== REQUIRED TASK ==
Output all lines exactly, with nothing added or dropped.

····················

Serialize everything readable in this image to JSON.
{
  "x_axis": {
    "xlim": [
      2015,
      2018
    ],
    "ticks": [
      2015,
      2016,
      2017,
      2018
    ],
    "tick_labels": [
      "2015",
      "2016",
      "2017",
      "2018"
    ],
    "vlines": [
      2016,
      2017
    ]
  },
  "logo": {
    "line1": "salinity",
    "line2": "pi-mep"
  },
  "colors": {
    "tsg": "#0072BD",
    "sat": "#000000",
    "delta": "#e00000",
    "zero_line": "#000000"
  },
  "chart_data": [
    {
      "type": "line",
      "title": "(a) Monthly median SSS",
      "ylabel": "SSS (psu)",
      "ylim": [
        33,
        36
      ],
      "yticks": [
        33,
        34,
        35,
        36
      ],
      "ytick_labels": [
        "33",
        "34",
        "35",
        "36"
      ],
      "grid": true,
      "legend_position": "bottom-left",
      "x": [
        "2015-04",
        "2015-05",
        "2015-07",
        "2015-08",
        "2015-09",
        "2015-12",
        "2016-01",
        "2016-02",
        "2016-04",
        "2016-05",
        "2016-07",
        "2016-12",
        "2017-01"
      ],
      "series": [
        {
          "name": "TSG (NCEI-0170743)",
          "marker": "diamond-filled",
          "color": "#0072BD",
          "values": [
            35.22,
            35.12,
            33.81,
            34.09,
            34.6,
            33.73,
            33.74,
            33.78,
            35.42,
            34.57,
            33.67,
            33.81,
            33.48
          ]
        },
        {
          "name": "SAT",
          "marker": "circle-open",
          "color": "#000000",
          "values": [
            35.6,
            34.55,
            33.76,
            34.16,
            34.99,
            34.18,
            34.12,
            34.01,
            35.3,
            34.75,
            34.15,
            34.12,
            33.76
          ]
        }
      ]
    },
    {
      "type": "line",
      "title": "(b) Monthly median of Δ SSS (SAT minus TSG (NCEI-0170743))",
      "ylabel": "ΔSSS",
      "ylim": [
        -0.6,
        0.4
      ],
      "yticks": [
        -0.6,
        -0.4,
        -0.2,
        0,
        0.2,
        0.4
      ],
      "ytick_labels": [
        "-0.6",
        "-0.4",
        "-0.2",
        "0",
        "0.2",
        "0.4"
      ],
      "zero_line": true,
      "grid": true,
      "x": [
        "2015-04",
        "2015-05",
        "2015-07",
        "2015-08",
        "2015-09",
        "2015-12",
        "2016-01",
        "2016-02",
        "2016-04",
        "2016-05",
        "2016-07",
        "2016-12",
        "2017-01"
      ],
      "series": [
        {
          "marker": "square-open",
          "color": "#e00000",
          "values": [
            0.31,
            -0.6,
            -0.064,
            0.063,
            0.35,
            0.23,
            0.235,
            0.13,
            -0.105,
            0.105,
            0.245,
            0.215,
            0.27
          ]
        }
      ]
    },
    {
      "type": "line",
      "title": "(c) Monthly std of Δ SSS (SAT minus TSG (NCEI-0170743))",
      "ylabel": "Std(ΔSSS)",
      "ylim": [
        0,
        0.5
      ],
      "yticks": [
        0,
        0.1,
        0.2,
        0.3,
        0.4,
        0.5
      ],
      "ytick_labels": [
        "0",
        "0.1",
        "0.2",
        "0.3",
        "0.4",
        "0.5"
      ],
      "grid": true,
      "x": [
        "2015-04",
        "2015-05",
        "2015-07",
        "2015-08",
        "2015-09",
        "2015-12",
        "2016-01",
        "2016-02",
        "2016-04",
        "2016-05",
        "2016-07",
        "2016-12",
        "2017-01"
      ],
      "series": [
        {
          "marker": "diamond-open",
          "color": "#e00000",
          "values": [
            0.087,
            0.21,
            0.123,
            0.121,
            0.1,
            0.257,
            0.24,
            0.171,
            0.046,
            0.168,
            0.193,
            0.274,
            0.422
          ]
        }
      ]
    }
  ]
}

····················

== OUTPUT FOR THIS EXERCISE ==
Serialize everything readable in this image to JSON.
{
  "x_axis": {
    "xlim": [
      2015,
      2018
    ],
    "ticks": [
      2015,
      2016,
      2017,
      2018
    ],
    "tick_labels": [
      "2015",
      "2016",
      "2017",
      "2018"
    ],
    "vlines": [
      2016,
      2017
    ]
  },
  "logo": {
    "line1": "salinity",
    "line2": "pi-mep"
  },
  "colors": {
    "tsg": "#0072BD",
    "sat": "#000000",
    "delta": "#e00000",
    "zero_line": "#000000"
  },
  "chart_data": [
    {
      "type": "line",
      "title": "(a) Monthly median SSS",
      "ylabel": "SSS (psu)",
      "ylim": [
        33,
        36
      ],
      "yticks": [
        33,
        34,
        35,
        36
      ],
      "ytick_labels": [
        "33",
        "34",
        "35",
        "36"
      ],
      "grid": true,
      "legend_position": "bottom-left",
      "x": [
        "2015-04",
        "2015-05",
        "2015-07",
        "2015-08",
        "2015-09",
        "2015-12",
        "2016-01",
        "2016-02",
        "2016-04",
        "2016-05",
        "2016-07",
        "2016-12",
        "2017-01"
      ],
      "series": [
        {
          "name": "TSG (NCEI-0170743)",
          "marker": "diamond-filled",
          "color": "#0072BD",
          "values": [
            35.22,
            35.12,
            33.81,
            34.09,
            34.6,
            33.73,
            33.74,
            33.78,
            35.42,
            34.57,
            33.67,
            33.81,
            33.48
          ]
        },
        {
          "name": "SAT",
          "marker": "circle-open",
          "color": "#000000",
          "values": [
            35.6,
            34.55,
            33.76,
            34.16,
            34.99,
            34.18,
            34.12,
            34.01,
            35.3,
            34.75,
            34.15,
            34.12,
            33.76
          ]
        }
      ]
    },
    {
      "type": "line",
      "title": "(b) Monthly median of Δ SSS (SAT minus TSG (NCEI-0170743))",
      "ylabel": "ΔSSS",
      "ylim": [
        -0.6,
        0.4
      ],
      "yticks": [
        -0.6,
        -0.4,
        -0.2,
        0,
        0.2,
        0.4
      ],
      "ytick_labels": [
        "-0.6",
        "-0.4",
        "-0.2",
        "0",
        "0.2",
        "0.4"
      ],
      "zero_line": true,
      "grid": true,
      "x": [
        "2015-04",
        "2015-05",
        "2015-07",
        "2015-08",
        "2015-09",
        "2015-12",
        "2016-01",
        "2016-02",
        "2016-04",
        "2016-05",
        "2016-07",
        "2016-12",
        "2017-01"
      ],
      "series": [
        {
          "marker": "square-open",
          "color": "#e00000",
          "values": [
            0.31,
            -0.6,
            -0.064,
            0.063,
            0.35,
            0.23,
            0.235,
            0.13,
            -0.105,
            0.105,
            0.245,
            0.215,
            0.27
          ]
        }
      ]
    },
    {
      "type": "line",
      "title": "(c) Monthly std of Δ SSS (SAT minus TSG (NCEI-0170743))",
      "ylabel": "Std(ΔSSS)",
      "ylim": [
        0,
        0.5
      ],
      "yticks": [
        0,
        0.1,
        0.2,
        0.3,
        0.4,
        0.5
      ],
      "ytick_labels": [
        "0",
        "0.1",
        "0.2",
        "0.3",
        "0.4",
        "0.5"
      ],
      "grid": true,
      "x": [
        "2015-04",
        "2015-05",
        "2015-07",
        "2015-08",
        "2015-09",
        "2015-12",
        "2016-01",
        "2016-02",
        "2016-04",
        "2016-05",
        "2016-07",
        "2016-12",
        "2017-01"
      ],
      "series": [
        {
          "marker": "diamond-open",
          "color": "#e00000",
          "values": [
            0.087,
            0.21,
            0.123,
            0.121,
            0.1,
            0.257,
            0.24,
            0.171,
            0.046,
            0.168,
            0.193,
            0.274,
            0.422
          ]
        }
      ]
    }
  ]
}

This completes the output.